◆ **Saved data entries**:
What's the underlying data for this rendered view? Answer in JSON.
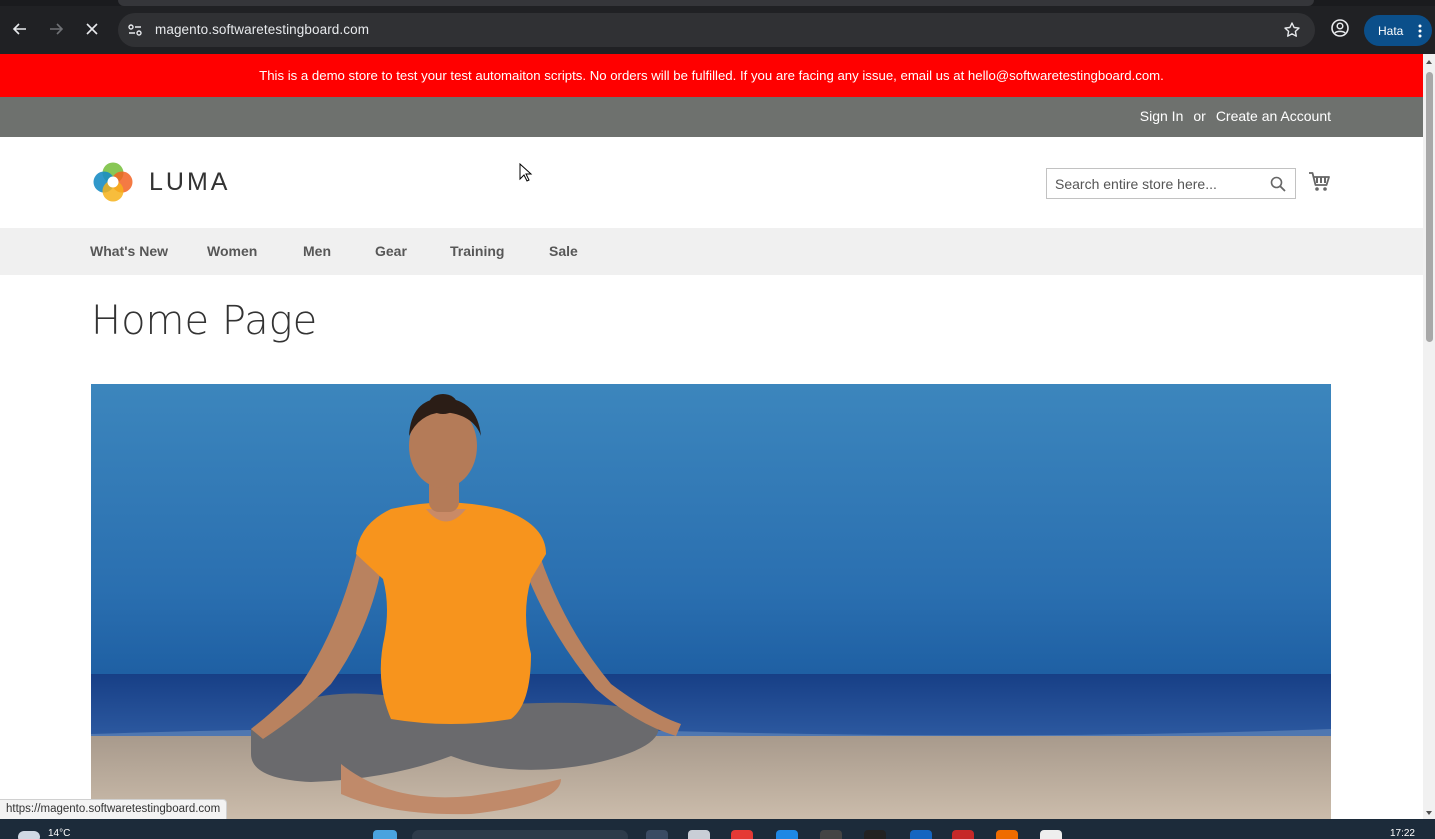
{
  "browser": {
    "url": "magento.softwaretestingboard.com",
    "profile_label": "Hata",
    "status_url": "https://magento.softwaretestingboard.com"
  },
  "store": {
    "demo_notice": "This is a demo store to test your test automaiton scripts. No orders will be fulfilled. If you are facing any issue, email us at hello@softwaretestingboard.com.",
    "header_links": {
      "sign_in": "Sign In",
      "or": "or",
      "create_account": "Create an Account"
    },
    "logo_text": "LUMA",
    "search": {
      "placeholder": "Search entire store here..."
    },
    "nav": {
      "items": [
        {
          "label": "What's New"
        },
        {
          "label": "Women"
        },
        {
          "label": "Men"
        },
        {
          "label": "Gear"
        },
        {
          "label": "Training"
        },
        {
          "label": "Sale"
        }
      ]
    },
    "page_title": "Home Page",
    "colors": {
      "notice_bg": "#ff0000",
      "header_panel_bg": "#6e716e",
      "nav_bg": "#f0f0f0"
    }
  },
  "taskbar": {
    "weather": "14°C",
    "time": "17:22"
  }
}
--
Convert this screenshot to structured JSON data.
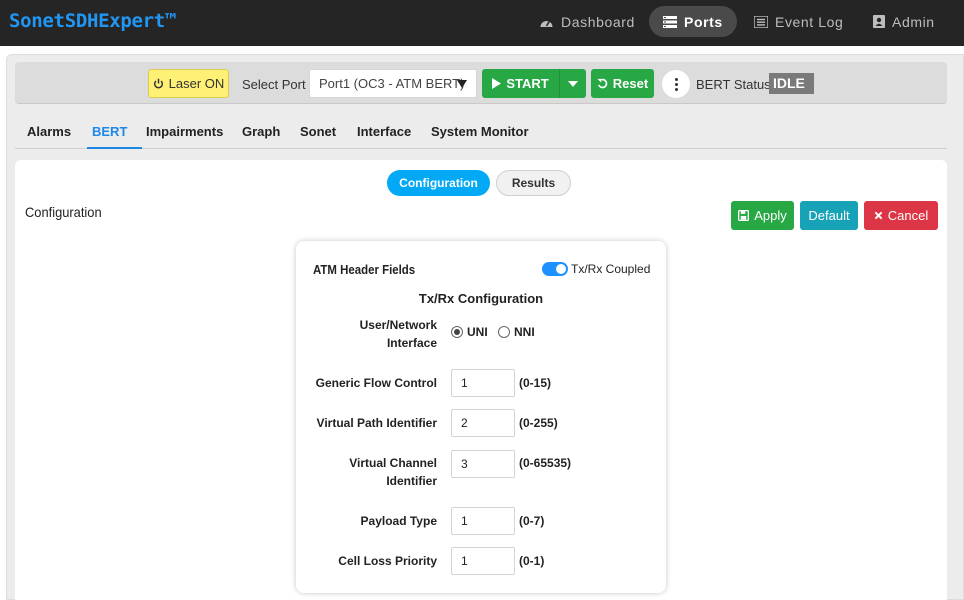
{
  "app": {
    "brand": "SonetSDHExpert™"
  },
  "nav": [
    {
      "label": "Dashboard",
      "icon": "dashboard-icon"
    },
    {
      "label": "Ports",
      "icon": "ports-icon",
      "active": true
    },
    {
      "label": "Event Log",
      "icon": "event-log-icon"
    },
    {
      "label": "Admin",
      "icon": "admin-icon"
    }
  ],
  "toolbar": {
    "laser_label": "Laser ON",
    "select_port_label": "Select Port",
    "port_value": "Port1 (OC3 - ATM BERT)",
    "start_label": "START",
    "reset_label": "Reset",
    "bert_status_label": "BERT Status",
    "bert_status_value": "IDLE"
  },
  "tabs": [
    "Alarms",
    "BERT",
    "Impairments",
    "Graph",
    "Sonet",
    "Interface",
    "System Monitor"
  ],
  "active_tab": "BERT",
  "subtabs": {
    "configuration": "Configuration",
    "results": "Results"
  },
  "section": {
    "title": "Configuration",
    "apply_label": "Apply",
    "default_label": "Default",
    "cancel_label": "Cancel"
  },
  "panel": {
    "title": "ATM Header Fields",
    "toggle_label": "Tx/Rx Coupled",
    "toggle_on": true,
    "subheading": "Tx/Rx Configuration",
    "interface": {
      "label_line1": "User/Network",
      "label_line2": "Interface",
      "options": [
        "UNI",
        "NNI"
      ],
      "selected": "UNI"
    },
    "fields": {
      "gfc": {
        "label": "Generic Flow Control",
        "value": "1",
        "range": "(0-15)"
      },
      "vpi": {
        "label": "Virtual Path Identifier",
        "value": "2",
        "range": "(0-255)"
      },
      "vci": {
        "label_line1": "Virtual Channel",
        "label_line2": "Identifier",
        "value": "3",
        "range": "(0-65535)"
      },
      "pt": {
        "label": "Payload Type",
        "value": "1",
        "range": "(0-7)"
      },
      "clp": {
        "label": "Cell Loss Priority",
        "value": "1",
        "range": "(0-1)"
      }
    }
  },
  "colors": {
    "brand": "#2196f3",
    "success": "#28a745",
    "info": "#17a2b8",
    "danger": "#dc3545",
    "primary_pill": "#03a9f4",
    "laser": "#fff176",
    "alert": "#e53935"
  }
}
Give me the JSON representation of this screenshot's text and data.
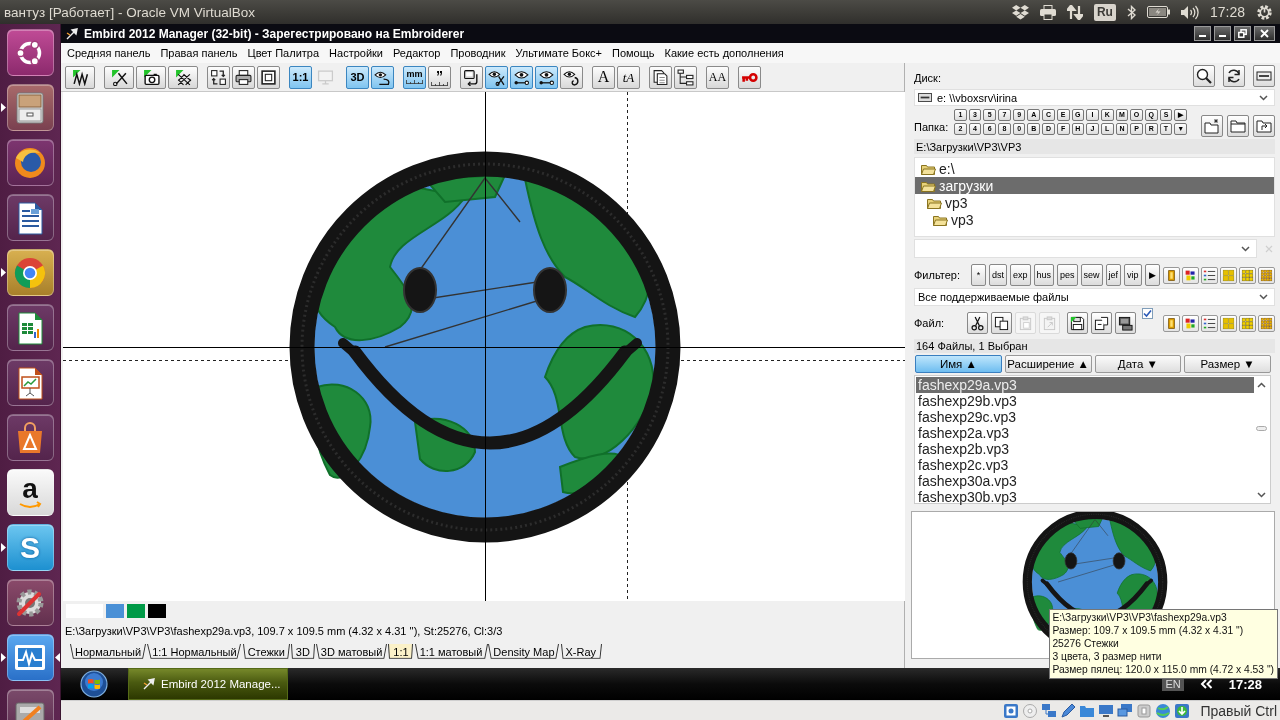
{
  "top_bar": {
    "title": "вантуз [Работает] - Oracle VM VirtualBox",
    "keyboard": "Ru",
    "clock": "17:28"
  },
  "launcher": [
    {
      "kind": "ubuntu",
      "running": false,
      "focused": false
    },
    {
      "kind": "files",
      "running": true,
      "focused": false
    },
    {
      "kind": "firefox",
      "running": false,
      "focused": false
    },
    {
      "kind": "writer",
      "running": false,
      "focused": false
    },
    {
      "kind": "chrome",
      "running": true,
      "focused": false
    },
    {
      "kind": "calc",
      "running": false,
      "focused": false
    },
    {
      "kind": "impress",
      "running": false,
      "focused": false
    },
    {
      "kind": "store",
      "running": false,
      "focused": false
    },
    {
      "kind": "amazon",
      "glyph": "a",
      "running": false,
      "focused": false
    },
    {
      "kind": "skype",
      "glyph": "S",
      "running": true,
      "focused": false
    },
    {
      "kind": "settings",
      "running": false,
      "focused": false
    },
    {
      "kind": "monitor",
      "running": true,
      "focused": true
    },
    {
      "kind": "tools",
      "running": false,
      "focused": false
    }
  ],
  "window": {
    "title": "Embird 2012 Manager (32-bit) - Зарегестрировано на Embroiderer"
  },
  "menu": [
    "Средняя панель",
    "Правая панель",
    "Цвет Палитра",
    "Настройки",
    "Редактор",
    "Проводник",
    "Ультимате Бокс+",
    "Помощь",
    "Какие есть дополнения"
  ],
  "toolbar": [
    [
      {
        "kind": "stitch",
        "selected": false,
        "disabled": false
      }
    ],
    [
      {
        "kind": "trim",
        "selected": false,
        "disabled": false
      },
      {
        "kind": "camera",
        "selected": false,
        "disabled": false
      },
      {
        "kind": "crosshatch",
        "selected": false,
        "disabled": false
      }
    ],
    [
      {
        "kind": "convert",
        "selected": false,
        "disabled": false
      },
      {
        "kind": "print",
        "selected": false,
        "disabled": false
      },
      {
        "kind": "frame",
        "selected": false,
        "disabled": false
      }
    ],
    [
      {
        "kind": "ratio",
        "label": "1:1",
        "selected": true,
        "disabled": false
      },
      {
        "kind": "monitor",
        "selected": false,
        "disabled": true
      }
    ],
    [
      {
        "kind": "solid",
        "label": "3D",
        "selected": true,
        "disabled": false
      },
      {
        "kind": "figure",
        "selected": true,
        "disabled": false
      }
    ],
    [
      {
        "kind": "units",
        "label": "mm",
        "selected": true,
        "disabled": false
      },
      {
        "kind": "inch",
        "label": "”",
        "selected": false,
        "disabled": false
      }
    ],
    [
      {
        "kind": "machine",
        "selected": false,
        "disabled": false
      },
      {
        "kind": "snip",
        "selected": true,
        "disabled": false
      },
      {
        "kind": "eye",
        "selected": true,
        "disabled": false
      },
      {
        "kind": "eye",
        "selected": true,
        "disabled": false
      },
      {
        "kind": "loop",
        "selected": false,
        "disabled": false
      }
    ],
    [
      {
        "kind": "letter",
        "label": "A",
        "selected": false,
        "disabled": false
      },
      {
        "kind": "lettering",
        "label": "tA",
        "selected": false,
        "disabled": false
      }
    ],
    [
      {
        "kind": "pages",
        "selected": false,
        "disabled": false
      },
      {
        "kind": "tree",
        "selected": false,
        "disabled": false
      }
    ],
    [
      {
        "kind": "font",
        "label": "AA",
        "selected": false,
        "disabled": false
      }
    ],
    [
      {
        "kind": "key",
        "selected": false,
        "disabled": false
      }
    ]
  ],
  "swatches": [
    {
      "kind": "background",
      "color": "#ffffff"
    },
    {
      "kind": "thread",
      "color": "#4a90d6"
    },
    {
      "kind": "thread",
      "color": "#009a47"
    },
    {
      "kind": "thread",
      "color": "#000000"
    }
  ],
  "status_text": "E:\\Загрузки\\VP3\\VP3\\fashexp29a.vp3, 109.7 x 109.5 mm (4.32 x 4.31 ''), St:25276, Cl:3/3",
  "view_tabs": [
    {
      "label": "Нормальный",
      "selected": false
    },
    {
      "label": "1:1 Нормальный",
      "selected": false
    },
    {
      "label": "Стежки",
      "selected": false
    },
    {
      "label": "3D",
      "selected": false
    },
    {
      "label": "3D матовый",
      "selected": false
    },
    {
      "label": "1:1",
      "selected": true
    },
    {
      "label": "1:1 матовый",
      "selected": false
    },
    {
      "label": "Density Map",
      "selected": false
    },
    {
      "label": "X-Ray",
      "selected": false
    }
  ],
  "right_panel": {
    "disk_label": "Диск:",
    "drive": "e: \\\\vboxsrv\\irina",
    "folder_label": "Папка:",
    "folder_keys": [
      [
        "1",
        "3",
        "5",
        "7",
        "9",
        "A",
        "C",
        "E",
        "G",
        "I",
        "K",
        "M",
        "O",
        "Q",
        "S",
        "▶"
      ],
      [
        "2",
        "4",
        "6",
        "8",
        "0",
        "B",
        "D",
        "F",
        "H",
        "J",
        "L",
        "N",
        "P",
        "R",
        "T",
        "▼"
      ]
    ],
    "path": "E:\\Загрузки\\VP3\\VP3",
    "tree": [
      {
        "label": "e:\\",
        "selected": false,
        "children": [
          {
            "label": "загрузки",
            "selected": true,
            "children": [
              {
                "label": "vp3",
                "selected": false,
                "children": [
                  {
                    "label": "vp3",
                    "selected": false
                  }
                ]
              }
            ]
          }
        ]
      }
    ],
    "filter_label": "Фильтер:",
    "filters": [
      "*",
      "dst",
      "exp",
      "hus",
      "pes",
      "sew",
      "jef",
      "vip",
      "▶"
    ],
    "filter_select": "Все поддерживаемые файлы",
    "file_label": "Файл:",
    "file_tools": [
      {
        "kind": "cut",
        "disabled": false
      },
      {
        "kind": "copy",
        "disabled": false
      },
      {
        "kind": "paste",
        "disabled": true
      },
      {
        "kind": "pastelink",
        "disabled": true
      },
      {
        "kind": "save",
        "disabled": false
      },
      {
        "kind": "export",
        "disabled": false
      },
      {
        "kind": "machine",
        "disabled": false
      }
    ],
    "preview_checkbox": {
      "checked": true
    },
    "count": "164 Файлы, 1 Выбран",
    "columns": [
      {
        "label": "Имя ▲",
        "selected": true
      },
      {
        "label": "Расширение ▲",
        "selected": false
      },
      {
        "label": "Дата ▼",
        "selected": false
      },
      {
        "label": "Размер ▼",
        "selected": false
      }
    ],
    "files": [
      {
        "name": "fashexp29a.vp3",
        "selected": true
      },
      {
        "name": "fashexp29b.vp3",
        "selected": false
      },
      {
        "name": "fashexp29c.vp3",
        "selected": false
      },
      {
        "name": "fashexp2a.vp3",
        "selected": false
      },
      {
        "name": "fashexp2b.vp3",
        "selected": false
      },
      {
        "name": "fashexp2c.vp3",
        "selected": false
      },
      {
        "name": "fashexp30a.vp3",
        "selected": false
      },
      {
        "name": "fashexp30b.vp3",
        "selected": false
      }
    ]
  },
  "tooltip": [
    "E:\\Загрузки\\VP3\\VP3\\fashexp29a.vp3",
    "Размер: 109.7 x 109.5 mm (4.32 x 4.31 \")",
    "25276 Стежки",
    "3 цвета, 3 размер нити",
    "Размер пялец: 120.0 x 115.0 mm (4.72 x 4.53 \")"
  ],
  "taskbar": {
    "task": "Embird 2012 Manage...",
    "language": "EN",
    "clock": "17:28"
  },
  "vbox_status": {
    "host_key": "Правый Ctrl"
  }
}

◆ **PROBLEM TO SOLVE**: Check all the records above and select each line where the string "screenshot" is found.

◆ **SOLUTION TO THE PROBLEM**:
Convert this screenshot to structured JSON data.
Give me the JSON representation of this screenshot's text and data.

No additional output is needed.